Look below for the line with "What text is on this page?", and from there restate every line word for word until the entries end.

Information supplied:
════════════════════
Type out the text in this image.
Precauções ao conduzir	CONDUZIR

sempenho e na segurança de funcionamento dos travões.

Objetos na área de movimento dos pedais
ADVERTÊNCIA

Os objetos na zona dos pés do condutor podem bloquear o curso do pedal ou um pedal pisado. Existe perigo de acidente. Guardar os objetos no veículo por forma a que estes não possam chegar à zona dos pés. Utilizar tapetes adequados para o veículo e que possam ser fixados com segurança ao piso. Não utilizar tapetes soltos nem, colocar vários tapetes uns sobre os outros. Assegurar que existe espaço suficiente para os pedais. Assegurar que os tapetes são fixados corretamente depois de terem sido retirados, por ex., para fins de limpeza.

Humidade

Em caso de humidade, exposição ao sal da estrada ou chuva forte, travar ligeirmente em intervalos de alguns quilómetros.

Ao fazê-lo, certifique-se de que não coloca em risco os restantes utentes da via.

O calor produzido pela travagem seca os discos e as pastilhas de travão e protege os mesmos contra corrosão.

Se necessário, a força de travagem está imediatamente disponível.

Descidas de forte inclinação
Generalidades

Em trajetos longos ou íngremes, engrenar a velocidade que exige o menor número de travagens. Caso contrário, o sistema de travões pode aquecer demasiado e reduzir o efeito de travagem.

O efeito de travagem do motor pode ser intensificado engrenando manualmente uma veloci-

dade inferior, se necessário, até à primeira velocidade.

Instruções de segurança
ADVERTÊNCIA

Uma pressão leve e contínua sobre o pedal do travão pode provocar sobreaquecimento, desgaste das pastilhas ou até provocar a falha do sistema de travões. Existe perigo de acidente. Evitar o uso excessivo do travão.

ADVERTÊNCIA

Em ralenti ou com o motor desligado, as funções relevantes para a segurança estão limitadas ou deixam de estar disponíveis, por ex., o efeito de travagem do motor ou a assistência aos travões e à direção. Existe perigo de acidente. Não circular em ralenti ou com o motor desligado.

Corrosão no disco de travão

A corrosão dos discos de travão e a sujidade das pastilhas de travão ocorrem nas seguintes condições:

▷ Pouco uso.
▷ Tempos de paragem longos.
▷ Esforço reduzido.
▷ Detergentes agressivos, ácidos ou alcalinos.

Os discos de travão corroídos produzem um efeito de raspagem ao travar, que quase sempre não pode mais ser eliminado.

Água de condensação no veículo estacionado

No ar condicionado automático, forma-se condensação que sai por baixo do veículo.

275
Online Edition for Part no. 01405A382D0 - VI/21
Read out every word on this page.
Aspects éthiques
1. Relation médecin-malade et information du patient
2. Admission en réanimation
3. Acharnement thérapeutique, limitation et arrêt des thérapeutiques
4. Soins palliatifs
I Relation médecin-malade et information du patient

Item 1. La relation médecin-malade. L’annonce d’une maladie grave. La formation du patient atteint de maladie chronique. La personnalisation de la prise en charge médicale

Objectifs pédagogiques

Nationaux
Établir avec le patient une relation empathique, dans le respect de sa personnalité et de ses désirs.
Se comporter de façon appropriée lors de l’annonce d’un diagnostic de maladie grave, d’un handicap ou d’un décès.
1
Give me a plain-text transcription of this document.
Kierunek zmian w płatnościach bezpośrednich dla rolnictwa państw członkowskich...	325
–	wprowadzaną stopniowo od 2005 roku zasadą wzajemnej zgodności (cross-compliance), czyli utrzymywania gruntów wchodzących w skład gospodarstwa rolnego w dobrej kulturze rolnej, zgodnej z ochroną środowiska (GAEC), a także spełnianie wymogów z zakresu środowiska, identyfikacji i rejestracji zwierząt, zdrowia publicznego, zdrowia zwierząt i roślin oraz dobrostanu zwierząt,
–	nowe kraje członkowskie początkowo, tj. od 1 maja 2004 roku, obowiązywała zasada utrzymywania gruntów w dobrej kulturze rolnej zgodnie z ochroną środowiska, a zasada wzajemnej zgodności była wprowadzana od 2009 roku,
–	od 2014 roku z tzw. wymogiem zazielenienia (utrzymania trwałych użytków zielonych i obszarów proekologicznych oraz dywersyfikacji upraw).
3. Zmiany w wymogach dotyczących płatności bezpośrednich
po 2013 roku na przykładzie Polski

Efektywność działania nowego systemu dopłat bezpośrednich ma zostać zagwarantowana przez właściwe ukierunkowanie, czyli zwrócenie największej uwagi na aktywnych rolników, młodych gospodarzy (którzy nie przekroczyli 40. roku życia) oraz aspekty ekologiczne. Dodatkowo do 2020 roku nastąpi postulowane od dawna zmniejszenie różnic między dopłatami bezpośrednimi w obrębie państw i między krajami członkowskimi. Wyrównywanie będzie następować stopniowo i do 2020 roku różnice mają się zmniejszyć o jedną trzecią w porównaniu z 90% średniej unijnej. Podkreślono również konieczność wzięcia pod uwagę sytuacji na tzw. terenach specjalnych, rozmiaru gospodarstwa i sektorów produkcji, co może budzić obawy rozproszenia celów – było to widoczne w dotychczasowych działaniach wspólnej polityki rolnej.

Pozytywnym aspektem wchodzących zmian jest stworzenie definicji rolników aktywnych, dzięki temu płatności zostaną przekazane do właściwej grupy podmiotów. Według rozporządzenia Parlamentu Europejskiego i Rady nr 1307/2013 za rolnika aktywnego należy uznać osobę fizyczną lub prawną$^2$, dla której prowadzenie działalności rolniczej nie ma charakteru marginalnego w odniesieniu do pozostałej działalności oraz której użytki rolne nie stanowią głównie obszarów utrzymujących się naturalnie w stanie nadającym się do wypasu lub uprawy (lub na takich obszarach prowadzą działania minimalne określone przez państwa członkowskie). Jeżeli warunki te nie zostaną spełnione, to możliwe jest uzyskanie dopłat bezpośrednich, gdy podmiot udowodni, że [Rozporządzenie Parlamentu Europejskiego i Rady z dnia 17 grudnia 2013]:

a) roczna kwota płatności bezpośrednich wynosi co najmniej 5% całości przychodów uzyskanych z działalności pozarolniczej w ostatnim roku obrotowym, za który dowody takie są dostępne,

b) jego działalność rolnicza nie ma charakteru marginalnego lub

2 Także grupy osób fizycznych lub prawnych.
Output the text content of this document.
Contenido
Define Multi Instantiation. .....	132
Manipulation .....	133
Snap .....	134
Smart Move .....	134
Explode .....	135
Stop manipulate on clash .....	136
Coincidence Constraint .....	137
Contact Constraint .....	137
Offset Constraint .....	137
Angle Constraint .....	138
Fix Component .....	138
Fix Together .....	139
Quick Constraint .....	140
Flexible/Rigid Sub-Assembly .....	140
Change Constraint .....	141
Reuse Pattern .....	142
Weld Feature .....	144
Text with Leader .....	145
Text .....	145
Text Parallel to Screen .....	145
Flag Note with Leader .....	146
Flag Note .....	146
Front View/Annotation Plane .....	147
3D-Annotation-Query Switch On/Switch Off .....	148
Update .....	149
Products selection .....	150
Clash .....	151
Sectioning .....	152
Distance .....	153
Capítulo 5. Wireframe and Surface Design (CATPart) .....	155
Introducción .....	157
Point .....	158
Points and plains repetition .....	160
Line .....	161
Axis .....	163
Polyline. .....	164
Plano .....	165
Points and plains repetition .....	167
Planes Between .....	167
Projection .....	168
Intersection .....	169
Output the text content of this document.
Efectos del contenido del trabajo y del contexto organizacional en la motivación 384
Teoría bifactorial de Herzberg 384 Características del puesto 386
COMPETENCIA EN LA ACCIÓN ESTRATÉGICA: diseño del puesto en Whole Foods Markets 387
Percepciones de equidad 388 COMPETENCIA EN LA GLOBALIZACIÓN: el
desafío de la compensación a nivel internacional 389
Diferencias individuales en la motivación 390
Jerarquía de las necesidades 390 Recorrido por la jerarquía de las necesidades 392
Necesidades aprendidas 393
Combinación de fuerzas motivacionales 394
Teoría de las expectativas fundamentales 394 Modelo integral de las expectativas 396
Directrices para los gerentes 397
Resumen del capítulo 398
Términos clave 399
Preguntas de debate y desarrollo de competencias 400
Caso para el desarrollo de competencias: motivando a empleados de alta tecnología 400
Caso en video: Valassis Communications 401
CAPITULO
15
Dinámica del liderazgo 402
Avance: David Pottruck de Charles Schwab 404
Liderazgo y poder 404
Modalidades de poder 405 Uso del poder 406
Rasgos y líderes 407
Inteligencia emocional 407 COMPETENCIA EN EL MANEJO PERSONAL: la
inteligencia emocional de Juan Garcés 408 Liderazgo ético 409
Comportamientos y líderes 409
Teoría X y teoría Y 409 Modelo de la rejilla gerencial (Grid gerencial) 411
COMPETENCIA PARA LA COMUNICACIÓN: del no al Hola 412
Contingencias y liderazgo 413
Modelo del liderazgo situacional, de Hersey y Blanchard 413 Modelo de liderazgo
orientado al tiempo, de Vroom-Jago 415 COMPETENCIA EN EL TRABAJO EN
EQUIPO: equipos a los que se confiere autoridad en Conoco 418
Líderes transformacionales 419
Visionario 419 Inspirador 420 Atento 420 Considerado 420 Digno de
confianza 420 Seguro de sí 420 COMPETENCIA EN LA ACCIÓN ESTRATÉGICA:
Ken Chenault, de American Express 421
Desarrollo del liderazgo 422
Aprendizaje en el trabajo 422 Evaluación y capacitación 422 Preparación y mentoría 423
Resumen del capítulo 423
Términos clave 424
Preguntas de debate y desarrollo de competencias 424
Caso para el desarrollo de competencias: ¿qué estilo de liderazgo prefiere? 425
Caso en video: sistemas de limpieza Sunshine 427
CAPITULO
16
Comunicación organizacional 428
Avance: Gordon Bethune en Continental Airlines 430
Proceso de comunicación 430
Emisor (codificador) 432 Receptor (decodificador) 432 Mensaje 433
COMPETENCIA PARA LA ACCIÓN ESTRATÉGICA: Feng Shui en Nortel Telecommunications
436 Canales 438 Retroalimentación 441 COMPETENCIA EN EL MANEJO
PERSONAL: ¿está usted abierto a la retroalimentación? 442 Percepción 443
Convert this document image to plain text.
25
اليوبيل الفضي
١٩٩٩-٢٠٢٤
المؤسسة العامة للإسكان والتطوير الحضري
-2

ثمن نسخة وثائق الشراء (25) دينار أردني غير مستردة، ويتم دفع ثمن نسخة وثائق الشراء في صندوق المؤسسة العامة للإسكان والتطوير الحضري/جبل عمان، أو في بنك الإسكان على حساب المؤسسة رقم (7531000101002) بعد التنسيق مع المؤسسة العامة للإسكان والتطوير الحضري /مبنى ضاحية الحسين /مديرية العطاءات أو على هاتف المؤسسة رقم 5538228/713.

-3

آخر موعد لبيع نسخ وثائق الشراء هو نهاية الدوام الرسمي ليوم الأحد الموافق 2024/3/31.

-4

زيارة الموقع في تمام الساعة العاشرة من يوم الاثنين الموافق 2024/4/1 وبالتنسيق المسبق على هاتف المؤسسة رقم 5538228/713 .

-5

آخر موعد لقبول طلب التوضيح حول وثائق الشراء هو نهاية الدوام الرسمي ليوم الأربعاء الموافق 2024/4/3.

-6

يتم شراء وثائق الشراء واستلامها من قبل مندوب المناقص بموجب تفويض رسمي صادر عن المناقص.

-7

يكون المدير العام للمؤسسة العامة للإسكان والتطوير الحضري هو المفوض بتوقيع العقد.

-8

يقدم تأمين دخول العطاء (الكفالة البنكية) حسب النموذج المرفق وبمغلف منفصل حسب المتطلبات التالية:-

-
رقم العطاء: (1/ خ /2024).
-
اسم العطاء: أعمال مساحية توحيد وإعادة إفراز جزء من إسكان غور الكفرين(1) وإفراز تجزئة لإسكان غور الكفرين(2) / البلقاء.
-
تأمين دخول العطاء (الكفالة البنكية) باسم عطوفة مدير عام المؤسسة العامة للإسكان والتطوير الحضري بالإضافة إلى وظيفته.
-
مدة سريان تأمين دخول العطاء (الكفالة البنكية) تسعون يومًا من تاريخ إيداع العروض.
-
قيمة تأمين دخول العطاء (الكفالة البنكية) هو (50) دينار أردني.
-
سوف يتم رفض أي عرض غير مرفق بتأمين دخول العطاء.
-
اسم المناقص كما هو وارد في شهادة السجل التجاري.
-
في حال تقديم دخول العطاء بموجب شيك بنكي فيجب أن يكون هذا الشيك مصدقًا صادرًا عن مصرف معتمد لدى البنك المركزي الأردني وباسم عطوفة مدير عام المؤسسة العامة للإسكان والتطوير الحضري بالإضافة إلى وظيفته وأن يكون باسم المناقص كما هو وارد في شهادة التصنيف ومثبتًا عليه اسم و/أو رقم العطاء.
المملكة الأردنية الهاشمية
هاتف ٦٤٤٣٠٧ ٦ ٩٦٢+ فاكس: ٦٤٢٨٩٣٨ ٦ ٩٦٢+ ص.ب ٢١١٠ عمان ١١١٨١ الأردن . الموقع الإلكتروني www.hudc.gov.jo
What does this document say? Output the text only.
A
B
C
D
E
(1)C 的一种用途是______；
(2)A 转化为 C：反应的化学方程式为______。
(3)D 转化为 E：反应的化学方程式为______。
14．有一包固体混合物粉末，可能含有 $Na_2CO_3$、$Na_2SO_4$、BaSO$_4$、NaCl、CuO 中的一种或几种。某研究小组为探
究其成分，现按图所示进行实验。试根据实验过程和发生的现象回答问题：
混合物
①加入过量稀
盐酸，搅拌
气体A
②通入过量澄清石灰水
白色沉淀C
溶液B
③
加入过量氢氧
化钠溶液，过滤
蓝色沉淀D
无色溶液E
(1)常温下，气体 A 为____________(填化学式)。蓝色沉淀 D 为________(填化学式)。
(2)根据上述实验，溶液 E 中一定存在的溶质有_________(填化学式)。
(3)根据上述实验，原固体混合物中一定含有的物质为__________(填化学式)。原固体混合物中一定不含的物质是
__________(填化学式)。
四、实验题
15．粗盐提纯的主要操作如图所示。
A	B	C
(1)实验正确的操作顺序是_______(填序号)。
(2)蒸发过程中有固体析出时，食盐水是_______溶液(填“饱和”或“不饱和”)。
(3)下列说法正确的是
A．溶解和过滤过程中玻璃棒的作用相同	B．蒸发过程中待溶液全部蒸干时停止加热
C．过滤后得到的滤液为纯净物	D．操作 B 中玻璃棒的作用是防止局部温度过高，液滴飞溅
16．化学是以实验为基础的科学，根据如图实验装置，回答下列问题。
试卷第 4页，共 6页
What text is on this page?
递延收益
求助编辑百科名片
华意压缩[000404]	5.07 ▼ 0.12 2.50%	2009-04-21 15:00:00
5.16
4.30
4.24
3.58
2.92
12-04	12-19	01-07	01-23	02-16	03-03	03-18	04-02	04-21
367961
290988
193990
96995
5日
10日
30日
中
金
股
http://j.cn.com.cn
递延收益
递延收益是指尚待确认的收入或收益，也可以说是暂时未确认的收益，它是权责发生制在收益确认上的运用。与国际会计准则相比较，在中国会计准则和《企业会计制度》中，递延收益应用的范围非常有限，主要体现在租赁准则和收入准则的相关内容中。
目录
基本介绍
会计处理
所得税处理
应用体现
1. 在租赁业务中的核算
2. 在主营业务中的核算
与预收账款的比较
════════════════════
Reply:
What text is on this page?
递延收益
求助编辑百科名片
华意压缩[000404]	5.07 ▼ 0.12 2.50%	2009-04-21 15:00:00
5.16
4.30
4.24
3.58
2.92
12-04	12-19	01-07	01-23	02-16	03-03	03-18	04-02	04-21
367961
290988
193990
96995
5日
10日
30日
中
金
股
http://j.cn.com.cn
递延收益
递延收益是指尚待确认的收入或收益，也可以说是暂时未确认的收益，它是权责发生制在收益确认上的运用。与国际会计准则相比较，在中国会计准则和《企业会计制度》中，递延收益应用的范围非常有限，主要体现在租赁准则和收入准则的相关内容中。
目录
基本介绍
会计处理
所得税处理
应用体现
1. 在租赁业务中的核算
2. 在主营业务中的核算
与预收账款的比较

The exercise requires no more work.